(RECORD EXTRACTS)
•••
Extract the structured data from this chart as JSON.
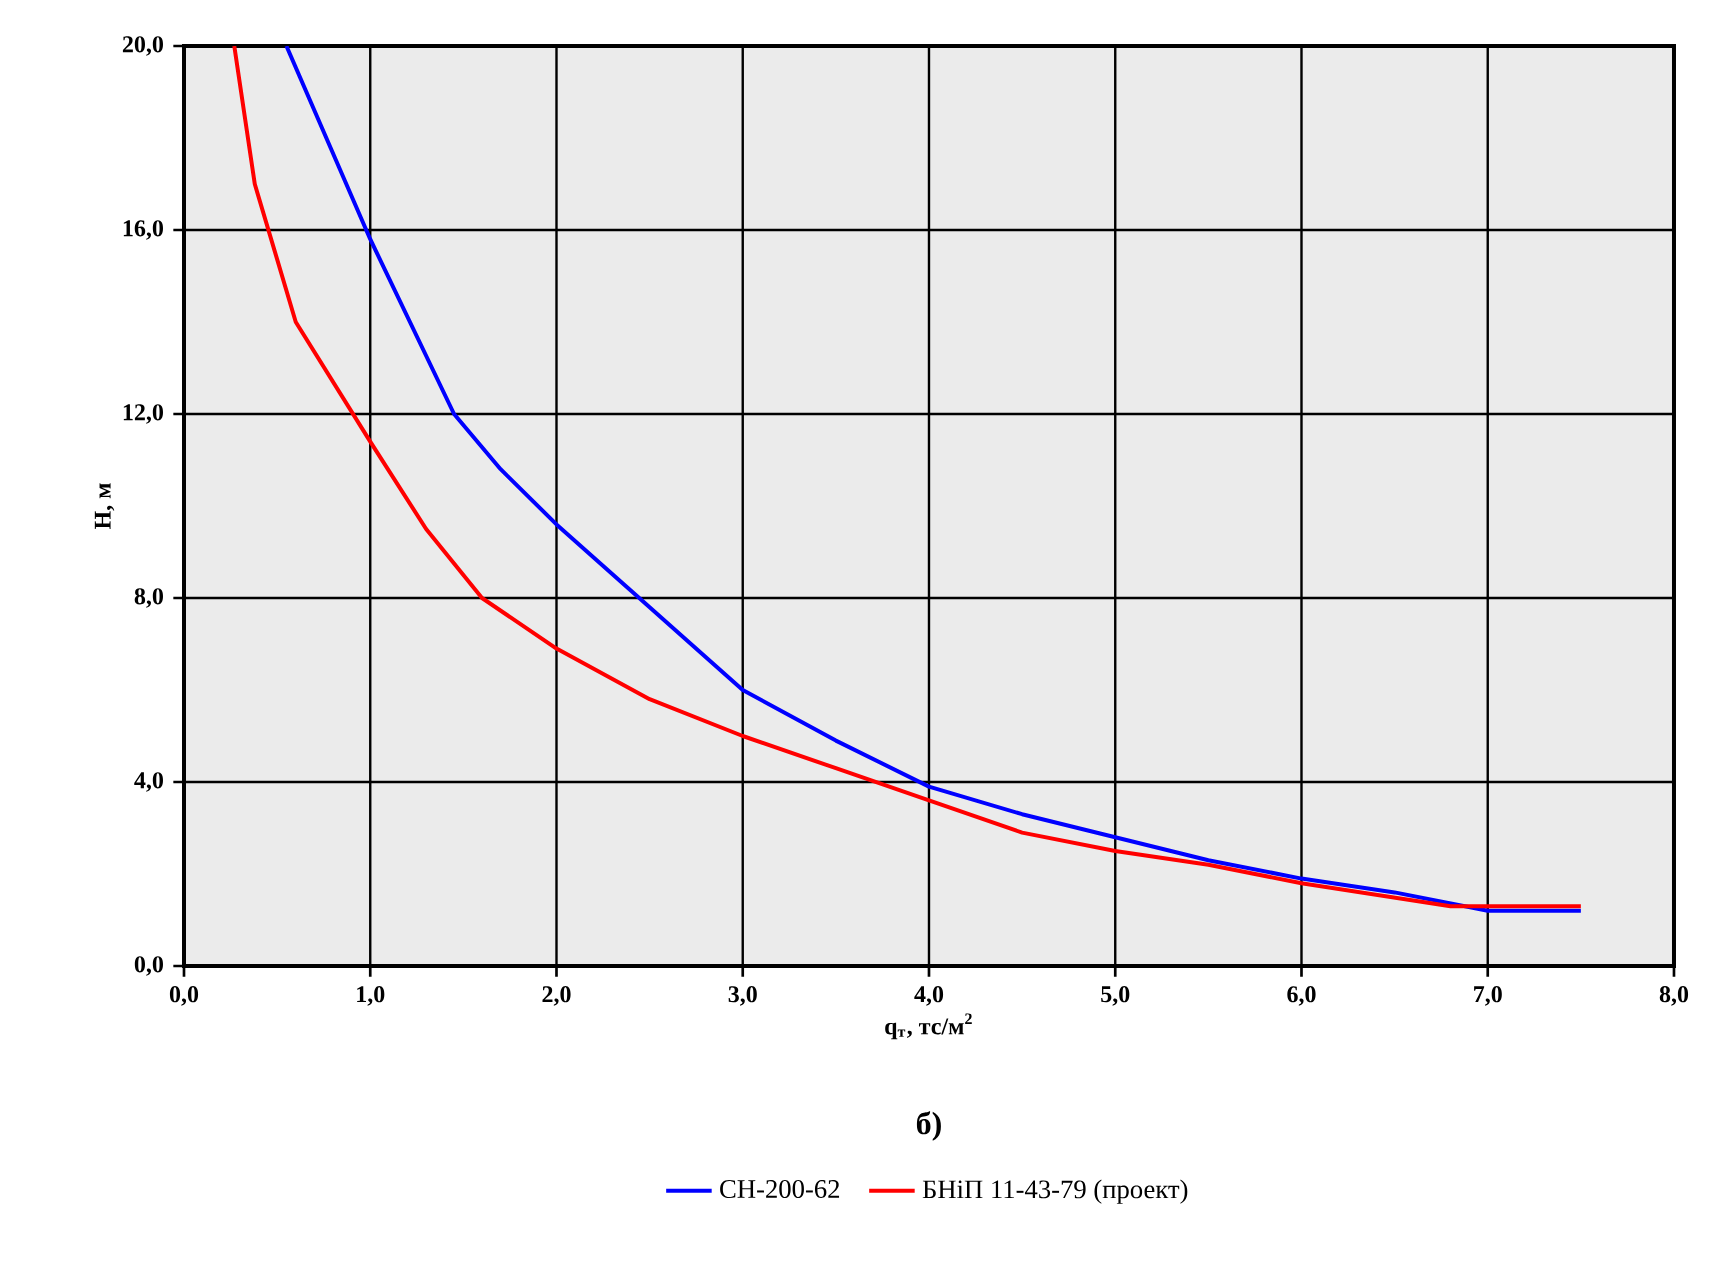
{
  "chart_data": {
    "type": "line",
    "xlabel": "q$_{т}$, тс/м$^{2}$",
    "ylabel": "H, м",
    "annotations": [
      "б)"
    ],
    "xlim": [
      0,
      8
    ],
    "ylim": [
      0,
      20
    ],
    "xticks": [
      {
        "value": 0,
        "label": "0,0"
      },
      {
        "value": 1,
        "label": "1,0"
      },
      {
        "value": 2,
        "label": "2,0"
      },
      {
        "value": 3,
        "label": "3,0"
      },
      {
        "value": 4,
        "label": "4,0"
      },
      {
        "value": 5,
        "label": "5,0"
      },
      {
        "value": 6,
        "label": "6,0"
      },
      {
        "value": 7,
        "label": "7,0"
      },
      {
        "value": 8,
        "label": "8,0"
      }
    ],
    "yticks": [
      {
        "value": 0,
        "label": "0,0"
      },
      {
        "value": 4,
        "label": "4,0"
      },
      {
        "value": 8,
        "label": "8,0"
      },
      {
        "value": 12,
        "label": "12,0"
      },
      {
        "value": 16,
        "label": "16,0"
      },
      {
        "value": 20,
        "label": "20,0"
      }
    ],
    "grid": true,
    "legend": "bottom",
    "marker": "none",
    "line_style": "solid",
    "series": [
      {
        "name": "СН-200-62",
        "color": "#0000ff",
        "x": [
          0.55,
          1.0,
          1.45,
          1.7,
          2.0,
          2.5,
          3.0,
          3.5,
          4.0,
          4.5,
          5.0,
          5.5,
          6.0,
          6.5,
          7.0,
          7.5
        ],
        "values": [
          20,
          15.8,
          12.0,
          10.8,
          9.6,
          7.8,
          6.0,
          4.9,
          3.9,
          3.3,
          2.8,
          2.3,
          1.9,
          1.6,
          1.2,
          1.2
        ]
      },
      {
        "name": "БНіП 11-43-79 (проект)",
        "color": "#ff0000",
        "x": [
          0.27,
          0.38,
          0.6,
          1.0,
          1.3,
          1.6,
          2.0,
          2.5,
          3.0,
          3.5,
          4.0,
          4.5,
          5.0,
          5.5,
          6.0,
          6.8,
          7.5
        ],
        "values": [
          20,
          17.0,
          14.0,
          11.4,
          9.5,
          8.0,
          6.9,
          5.8,
          5.0,
          4.3,
          3.6,
          2.9,
          2.5,
          2.2,
          1.8,
          1.3,
          1.3
        ]
      }
    ]
  }
}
•••
Restate the whole listing above exactly, except for its images.

(CORRECT OUTPUT)
Extract the structured data from this chart as JSON.
{
  "chart_data": {
    "type": "line",
    "xlabel": "q$_{т}$, тс/м$^{2}$",
    "ylabel": "H, м",
    "annotations": [
      "б)"
    ],
    "xlim": [
      0,
      8
    ],
    "ylim": [
      0,
      20
    ],
    "xticks": [
      {
        "value": 0,
        "label": "0,0"
      },
      {
        "value": 1,
        "label": "1,0"
      },
      {
        "value": 2,
        "label": "2,0"
      },
      {
        "value": 3,
        "label": "3,0"
      },
      {
        "value": 4,
        "label": "4,0"
      },
      {
        "value": 5,
        "label": "5,0"
      },
      {
        "value": 6,
        "label": "6,0"
      },
      {
        "value": 7,
        "label": "7,0"
      },
      {
        "value": 8,
        "label": "8,0"
      }
    ],
    "yticks": [
      {
        "value": 0,
        "label": "0,0"
      },
      {
        "value": 4,
        "label": "4,0"
      },
      {
        "value": 8,
        "label": "8,0"
      },
      {
        "value": 12,
        "label": "12,0"
      },
      {
        "value": 16,
        "label": "16,0"
      },
      {
        "value": 20,
        "label": "20,0"
      }
    ],
    "grid": true,
    "legend": "bottom",
    "marker": "none",
    "line_style": "solid",
    "series": [
      {
        "name": "СН-200-62",
        "color": "#0000ff",
        "x": [
          0.55,
          1.0,
          1.45,
          1.7,
          2.0,
          2.5,
          3.0,
          3.5,
          4.0,
          4.5,
          5.0,
          5.5,
          6.0,
          6.5,
          7.0,
          7.5
        ],
        "values": [
          20,
          15.8,
          12.0,
          10.8,
          9.6,
          7.8,
          6.0,
          4.9,
          3.9,
          3.3,
          2.8,
          2.3,
          1.9,
          1.6,
          1.2,
          1.2
        ]
      },
      {
        "name": "БНіП 11-43-79 (проект)",
        "color": "#ff0000",
        "x": [
          0.27,
          0.38,
          0.6,
          1.0,
          1.3,
          1.6,
          2.0,
          2.5,
          3.0,
          3.5,
          4.0,
          4.5,
          5.0,
          5.5,
          6.0,
          6.8,
          7.5
        ],
        "values": [
          20,
          17.0,
          14.0,
          11.4,
          9.5,
          8.0,
          6.9,
          5.8,
          5.0,
          4.3,
          3.6,
          2.9,
          2.5,
          2.2,
          1.8,
          1.3,
          1.3
        ]
      }
    ]
  }
}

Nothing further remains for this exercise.